REQUEST: Show each line from the listing that includes the word "réseau".

THE RECORDS:
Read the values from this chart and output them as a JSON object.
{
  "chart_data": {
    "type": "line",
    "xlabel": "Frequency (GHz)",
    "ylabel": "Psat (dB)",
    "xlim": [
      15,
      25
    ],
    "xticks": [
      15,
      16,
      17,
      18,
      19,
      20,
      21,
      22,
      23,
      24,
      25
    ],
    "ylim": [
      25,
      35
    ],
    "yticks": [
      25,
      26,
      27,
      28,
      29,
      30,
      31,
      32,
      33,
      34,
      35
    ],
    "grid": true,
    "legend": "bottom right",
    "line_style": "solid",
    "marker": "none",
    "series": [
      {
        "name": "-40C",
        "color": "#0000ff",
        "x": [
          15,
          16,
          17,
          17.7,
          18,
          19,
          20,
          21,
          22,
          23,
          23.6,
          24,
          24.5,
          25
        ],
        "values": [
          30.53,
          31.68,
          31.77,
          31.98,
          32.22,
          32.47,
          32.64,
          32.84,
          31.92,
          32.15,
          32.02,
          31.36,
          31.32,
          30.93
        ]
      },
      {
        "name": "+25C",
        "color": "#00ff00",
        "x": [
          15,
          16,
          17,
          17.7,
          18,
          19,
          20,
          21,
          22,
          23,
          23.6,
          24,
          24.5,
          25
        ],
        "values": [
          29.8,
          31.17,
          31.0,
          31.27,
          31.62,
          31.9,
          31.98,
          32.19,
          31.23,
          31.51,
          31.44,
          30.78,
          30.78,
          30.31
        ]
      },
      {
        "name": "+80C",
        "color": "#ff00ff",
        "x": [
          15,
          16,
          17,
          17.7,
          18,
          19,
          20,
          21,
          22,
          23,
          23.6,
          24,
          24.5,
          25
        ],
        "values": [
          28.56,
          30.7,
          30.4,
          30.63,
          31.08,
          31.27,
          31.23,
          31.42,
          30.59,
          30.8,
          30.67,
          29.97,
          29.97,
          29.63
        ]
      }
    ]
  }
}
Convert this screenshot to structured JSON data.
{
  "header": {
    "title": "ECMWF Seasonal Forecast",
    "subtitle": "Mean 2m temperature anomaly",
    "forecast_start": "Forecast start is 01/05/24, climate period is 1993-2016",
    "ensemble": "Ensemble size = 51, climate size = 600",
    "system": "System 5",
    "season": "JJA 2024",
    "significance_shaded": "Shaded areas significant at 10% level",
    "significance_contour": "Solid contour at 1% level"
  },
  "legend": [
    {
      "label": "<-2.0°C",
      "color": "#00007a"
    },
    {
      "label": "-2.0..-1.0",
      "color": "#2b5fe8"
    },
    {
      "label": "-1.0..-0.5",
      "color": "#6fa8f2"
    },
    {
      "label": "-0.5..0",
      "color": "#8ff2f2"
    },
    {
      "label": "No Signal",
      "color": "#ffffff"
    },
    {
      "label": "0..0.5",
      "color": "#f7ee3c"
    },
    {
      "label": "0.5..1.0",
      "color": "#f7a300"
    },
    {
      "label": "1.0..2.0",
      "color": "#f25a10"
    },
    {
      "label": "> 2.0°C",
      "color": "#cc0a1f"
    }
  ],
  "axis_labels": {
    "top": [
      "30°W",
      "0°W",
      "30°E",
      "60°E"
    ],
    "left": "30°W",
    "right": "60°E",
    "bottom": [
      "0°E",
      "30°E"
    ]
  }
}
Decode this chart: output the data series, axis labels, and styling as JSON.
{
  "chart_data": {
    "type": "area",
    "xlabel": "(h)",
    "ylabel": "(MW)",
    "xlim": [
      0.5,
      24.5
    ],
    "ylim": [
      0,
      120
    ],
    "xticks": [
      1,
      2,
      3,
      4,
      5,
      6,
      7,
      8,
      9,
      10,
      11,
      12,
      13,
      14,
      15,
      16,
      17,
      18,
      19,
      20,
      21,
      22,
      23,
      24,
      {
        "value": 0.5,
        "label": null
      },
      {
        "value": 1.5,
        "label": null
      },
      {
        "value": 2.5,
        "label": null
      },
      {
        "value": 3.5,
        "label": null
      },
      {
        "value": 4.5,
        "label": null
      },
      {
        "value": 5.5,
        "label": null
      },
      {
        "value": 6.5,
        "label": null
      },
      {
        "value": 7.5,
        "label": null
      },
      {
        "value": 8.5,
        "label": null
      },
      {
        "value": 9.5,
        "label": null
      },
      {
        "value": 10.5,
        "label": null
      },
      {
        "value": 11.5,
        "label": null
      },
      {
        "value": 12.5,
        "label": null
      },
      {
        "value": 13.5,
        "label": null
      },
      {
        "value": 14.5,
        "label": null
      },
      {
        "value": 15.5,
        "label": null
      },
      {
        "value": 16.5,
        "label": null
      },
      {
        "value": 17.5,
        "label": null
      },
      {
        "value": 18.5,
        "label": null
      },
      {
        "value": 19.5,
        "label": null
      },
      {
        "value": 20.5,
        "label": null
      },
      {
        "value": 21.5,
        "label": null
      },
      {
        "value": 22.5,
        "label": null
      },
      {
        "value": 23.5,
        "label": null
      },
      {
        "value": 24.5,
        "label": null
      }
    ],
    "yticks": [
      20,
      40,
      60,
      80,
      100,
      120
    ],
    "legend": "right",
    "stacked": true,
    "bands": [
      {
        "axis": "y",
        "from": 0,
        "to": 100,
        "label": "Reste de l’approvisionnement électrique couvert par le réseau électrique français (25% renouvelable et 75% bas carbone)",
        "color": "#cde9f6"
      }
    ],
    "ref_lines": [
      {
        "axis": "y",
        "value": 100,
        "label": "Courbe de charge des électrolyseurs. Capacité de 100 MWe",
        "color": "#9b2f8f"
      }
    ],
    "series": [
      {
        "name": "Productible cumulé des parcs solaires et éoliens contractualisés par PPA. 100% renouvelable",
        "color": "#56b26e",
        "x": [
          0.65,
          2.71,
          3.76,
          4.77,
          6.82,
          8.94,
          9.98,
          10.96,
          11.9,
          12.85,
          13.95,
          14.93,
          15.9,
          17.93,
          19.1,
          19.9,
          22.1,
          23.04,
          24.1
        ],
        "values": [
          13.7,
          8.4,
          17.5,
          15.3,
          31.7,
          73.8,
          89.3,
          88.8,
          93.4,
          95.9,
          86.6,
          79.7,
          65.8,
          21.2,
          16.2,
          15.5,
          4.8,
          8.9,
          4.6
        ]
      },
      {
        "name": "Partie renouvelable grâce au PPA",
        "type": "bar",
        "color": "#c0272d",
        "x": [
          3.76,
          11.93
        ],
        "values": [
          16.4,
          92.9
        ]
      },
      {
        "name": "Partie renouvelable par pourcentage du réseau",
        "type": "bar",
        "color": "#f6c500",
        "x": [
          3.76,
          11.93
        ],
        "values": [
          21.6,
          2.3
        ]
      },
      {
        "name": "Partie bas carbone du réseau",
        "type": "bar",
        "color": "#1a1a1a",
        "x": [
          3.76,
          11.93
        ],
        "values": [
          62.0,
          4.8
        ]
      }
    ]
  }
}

TASK OUTPUT:
        "label": "Reste de l’approvisionnement électrique couvert par le réseau électrique français (25% renouvelable et 75% bas carbone)",
        "name": "Partie renouvelable par pourcentage du réseau",
        "name": "Partie bas carbone du réseau",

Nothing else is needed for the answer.